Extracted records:
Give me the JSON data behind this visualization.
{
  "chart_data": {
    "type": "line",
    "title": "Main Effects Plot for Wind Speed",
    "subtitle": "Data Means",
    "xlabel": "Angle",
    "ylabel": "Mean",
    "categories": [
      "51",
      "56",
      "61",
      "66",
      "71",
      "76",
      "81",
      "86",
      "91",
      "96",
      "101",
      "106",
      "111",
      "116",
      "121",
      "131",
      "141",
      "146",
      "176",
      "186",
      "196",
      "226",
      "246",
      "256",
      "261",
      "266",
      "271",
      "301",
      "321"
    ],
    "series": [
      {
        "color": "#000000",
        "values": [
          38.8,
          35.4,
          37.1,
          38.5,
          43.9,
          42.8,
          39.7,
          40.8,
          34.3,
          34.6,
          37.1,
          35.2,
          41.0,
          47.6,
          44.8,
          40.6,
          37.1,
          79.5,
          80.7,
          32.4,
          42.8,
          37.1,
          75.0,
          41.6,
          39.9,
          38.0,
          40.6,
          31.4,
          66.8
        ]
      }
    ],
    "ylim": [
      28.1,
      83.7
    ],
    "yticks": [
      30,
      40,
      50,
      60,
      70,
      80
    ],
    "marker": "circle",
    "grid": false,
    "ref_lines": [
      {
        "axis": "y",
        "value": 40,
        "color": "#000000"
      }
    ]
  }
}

• WRITTEN REQUEST
Write out all the entries exactly.

• TASK RESPONSE
Give me the JSON data behind this visualization.
{
  "chart_data": {
    "type": "line",
    "title": "Main Effects Plot for Wind Speed",
    "subtitle": "Data Means",
    "xlabel": "Angle",
    "ylabel": "Mean",
    "categories": [
      "51",
      "56",
      "61",
      "66",
      "71",
      "76",
      "81",
      "86",
      "91",
      "96",
      "101",
      "106",
      "111",
      "116",
      "121",
      "131",
      "141",
      "146",
      "176",
      "186",
      "196",
      "226",
      "246",
      "256",
      "261",
      "266",
      "271",
      "301",
      "321"
    ],
    "series": [
      {
        "color": "#000000",
        "values": [
          38.8,
          35.4,
          37.1,
          38.5,
          43.9,
          42.8,
          39.7,
          40.8,
          34.3,
          34.6,
          37.1,
          35.2,
          41.0,
          47.6,
          44.8,
          40.6,
          37.1,
          79.5,
          80.7,
          32.4,
          42.8,
          37.1,
          75.0,
          41.6,
          39.9,
          38.0,
          40.6,
          31.4,
          66.8
        ]
      }
    ],
    "ylim": [
      28.1,
      83.7
    ],
    "yticks": [
      30,
      40,
      50,
      60,
      70,
      80
    ],
    "marker": "circle",
    "grid": false,
    "ref_lines": [
      {
        "axis": "y",
        "value": 40,
        "color": "#000000"
      }
    ]
  }
}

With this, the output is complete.